### PROVIDED RECORDS

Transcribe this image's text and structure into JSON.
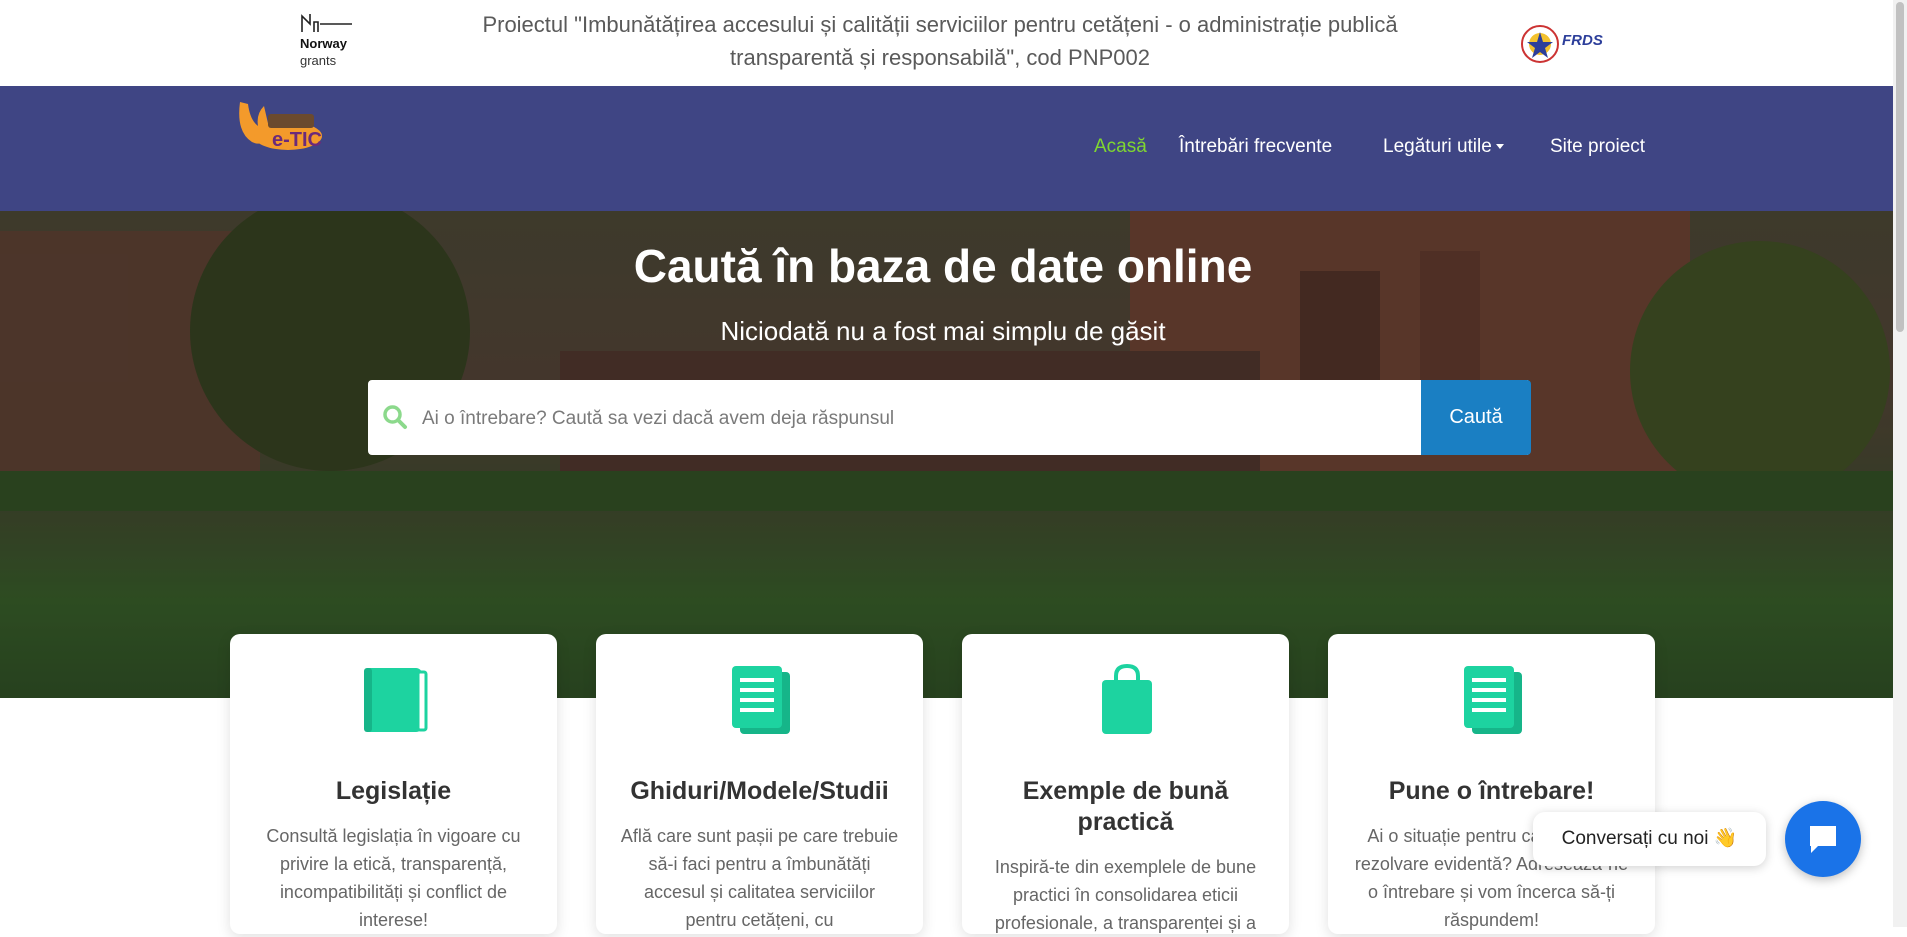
{
  "topbar": {
    "norway_line1": "Norway",
    "norway_line2": "grants",
    "project_text": "Proiectul \"Imbunătățirea accesului și calității serviciilor pentru cetățeni - o administrație publică transparentă și responsabilă\", cod PNP002",
    "frds_label": "FRDS"
  },
  "nav": {
    "logo_text": "e-TIC",
    "items": [
      {
        "label": "Acasă",
        "active": true
      },
      {
        "label": "Întrebări frecvente"
      },
      {
        "label": "Legături utile"
      },
      {
        "label": "Site proiect"
      }
    ]
  },
  "hero": {
    "title": "Caută în baza de date online",
    "subtitle": "Niciodată nu a fost mai simplu de găsit",
    "search_placeholder": "Ai o întrebare? Caută sa vezi dacă avem deja răspunsul",
    "search_button": "Caută"
  },
  "cards": [
    {
      "icon": "book-icon",
      "title": "Legislație",
      "text": "Consultă legislația în vigoare cu privire la etică, transparență, incompatibilități și conflict de interese!"
    },
    {
      "icon": "document-icon",
      "title": "Ghiduri/Modele/Studii",
      "text": "Află care sunt pașii pe care trebuie să-i faci pentru a îmbunătăți accesul și calitatea serviciilor pentru cetățeni, cu"
    },
    {
      "icon": "shopping-bag-icon",
      "title": "Exemple de bună practică",
      "text": "Inspiră-te din exemplele de bune practici în consolidarea eticii profesionale, a transparenței și a"
    },
    {
      "icon": "document-icon",
      "title": "Pune o întrebare!",
      "text": "Ai o situație pentru care nu ai o rezolvare evidentă? Adresează-ne o întrebare și vom încerca să-ți răspundem!"
    }
  ],
  "chat": {
    "bubble_text": "Conversați cu noi 👋"
  },
  "colors": {
    "nav_bg": "#3f4584",
    "active": "#7fd630",
    "accent": "#1a7fc3",
    "card_icon": "#1dd3a0"
  }
}
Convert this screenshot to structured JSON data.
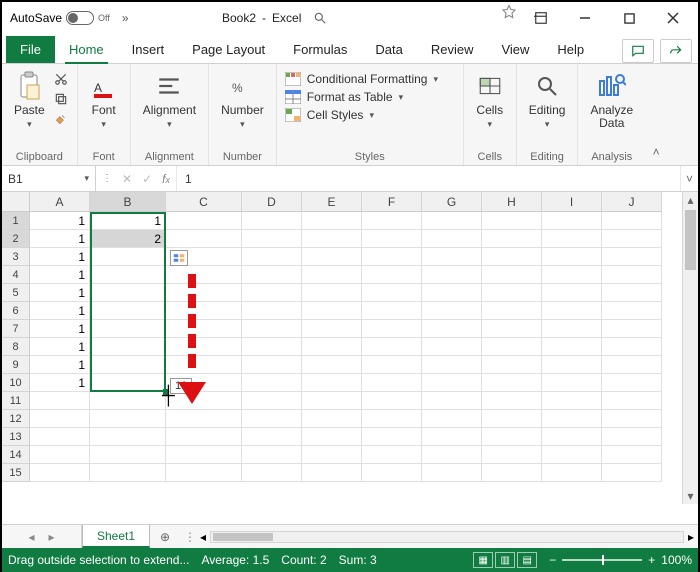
{
  "title": {
    "autosave_label": "AutoSave",
    "autosave_state": "Off",
    "doc": "Book2",
    "app": "Excel",
    "search_icon": "search"
  },
  "tabs": {
    "file": "File",
    "home": "Home",
    "insert": "Insert",
    "page_layout": "Page Layout",
    "formulas": "Formulas",
    "data": "Data",
    "review": "Review",
    "view": "View",
    "help": "Help"
  },
  "ribbon": {
    "clipboard": {
      "paste": "Paste",
      "label": "Clipboard"
    },
    "font": {
      "btn": "Font",
      "label": "Font"
    },
    "alignment": {
      "btn": "Alignment",
      "label": "Alignment"
    },
    "number": {
      "btn": "Number",
      "label": "Number"
    },
    "styles": {
      "cond": "Conditional Formatting",
      "table": "Format as Table",
      "cell": "Cell Styles",
      "label": "Styles"
    },
    "cells": {
      "btn": "Cells",
      "label": "Cells"
    },
    "editing": {
      "btn": "Editing",
      "label": "Editing"
    },
    "analysis": {
      "btn": "Analyze\nData",
      "label": "Analysis"
    }
  },
  "fx": {
    "namebox": "B1",
    "formula": "1"
  },
  "grid": {
    "cols": [
      "A",
      "B",
      "C",
      "D",
      "E",
      "F",
      "G",
      "H",
      "I",
      "J"
    ],
    "rows": [
      "1",
      "2",
      "3",
      "4",
      "5",
      "6",
      "7",
      "8",
      "9",
      "10",
      "11",
      "12",
      "13",
      "14",
      "15"
    ],
    "colA": [
      "1",
      "1",
      "1",
      "1",
      "1",
      "1",
      "1",
      "1",
      "1",
      "1",
      "",
      "",
      "",
      "",
      ""
    ],
    "colB": [
      "1",
      "2",
      "",
      "",
      "",
      "",
      "",
      "",
      "",
      "",
      "",
      "",
      "",
      "",
      ""
    ],
    "tooltip": "10"
  },
  "sheet": {
    "tab": "Sheet1"
  },
  "status": {
    "msg": "Drag outside selection to extend...",
    "avg": "Average: 1.5",
    "count": "Count: 2",
    "sum": "Sum: 3",
    "zoom": "100%"
  }
}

######

## GIVEN REQUEST
Leave out the pictures and transcribe everything else exactly.

## ANSWER TO THE TASK
Transcribe this image's text and structure into JSON.
{
  "topbar": {
    "norway_line1": "Norway",
    "norway_line2": "grants",
    "project_text": "Proiectul \"Imbunătățirea accesului și calității serviciilor pentru cetățeni - o administrație publică transparentă și responsabilă\", cod PNP002",
    "frds_label": "FRDS"
  },
  "nav": {
    "logo_text": "e-TIC",
    "items": [
      {
        "label": "Acasă",
        "active": true
      },
      {
        "label": "Întrebări frecvente"
      },
      {
        "label": "Legături utile"
      },
      {
        "label": "Site proiect"
      }
    ]
  },
  "hero": {
    "title": "Caută în baza de date online",
    "subtitle": "Niciodată nu a fost mai simplu de găsit",
    "search_placeholder": "Ai o întrebare? Caută sa vezi dacă avem deja răspunsul",
    "search_button": "Caută"
  },
  "cards": [
    {
      "icon": "book-icon",
      "title": "Legislație",
      "text": "Consultă legislația în vigoare cu privire la etică, transparență, incompatibilități și conflict de interese!"
    },
    {
      "icon": "document-icon",
      "title": "Ghiduri/Modele/Studii",
      "text": "Află care sunt pașii pe care trebuie să-i faci pentru a îmbunătăți accesul și calitatea serviciilor pentru cetățeni, cu"
    },
    {
      "icon": "shopping-bag-icon",
      "title": "Exemple de bună practică",
      "text": "Inspiră-te din exemplele de bune practici în consolidarea eticii profesionale, a transparenței și a"
    },
    {
      "icon": "document-icon",
      "title": "Pune o întrebare!",
      "text": "Ai o situație pentru care nu ai o rezolvare evidentă? Adresează-ne o întrebare și vom încerca să-ți răspundem!"
    }
  ],
  "chat": {
    "bubble_text": "Conversați cu noi 👋"
  },
  "colors": {
    "nav_bg": "#3f4584",
    "active": "#7fd630",
    "accent": "#1a7fc3",
    "card_icon": "#1dd3a0"
  }
}
Convert this screenshot to structured JSON data.
{
  "title": {
    "autosave_label": "AutoSave",
    "autosave_state": "Off",
    "doc": "Book2",
    "app": "Excel",
    "search_icon": "search"
  },
  "tabs": {
    "file": "File",
    "home": "Home",
    "insert": "Insert",
    "page_layout": "Page Layout",
    "formulas": "Formulas",
    "data": "Data",
    "review": "Review",
    "view": "View",
    "help": "Help"
  },
  "ribbon": {
    "clipboard": {
      "paste": "Paste",
      "label": "Clipboard"
    },
    "font": {
      "btn": "Font",
      "label": "Font"
    },
    "alignment": {
      "btn": "Alignment",
      "label": "Alignment"
    },
    "number": {
      "btn": "Number",
      "label": "Number"
    },
    "styles": {
      "cond": "Conditional Formatting",
      "table": "Format as Table",
      "cell": "Cell Styles",
      "label": "Styles"
    },
    "cells": {
      "btn": "Cells",
      "label": "Cells"
    },
    "editing": {
      "btn": "Editing",
      "label": "Editing"
    },
    "analysis": {
      "btn": "Analyze\nData",
      "label": "Analysis"
    }
  },
  "fx": {
    "namebox": "B1",
    "formula": "1"
  },
  "grid": {
    "cols": [
      "A",
      "B",
      "C",
      "D",
      "E",
      "F",
      "G",
      "H",
      "I",
      "J"
    ],
    "rows": [
      "1",
      "2",
      "3",
      "4",
      "5",
      "6",
      "7",
      "8",
      "9",
      "10",
      "11",
      "12",
      "13",
      "14",
      "15"
    ],
    "colA": [
      "1",
      "1",
      "1",
      "1",
      "1",
      "1",
      "1",
      "1",
      "1",
      "1",
      "",
      "",
      "",
      "",
      ""
    ],
    "colB": [
      "1",
      "2",
      "",
      "",
      "",
      "",
      "",
      "",
      "",
      "",
      "",
      "",
      "",
      "",
      ""
    ],
    "tooltip": "10"
  },
  "sheet": {
    "tab": "Sheet1"
  },
  "status": {
    "msg": "Drag outside selection to extend...",
    "avg": "Average: 1.5",
    "count": "Count: 2",
    "sum": "Sum: 3",
    "zoom": "100%"
  }
}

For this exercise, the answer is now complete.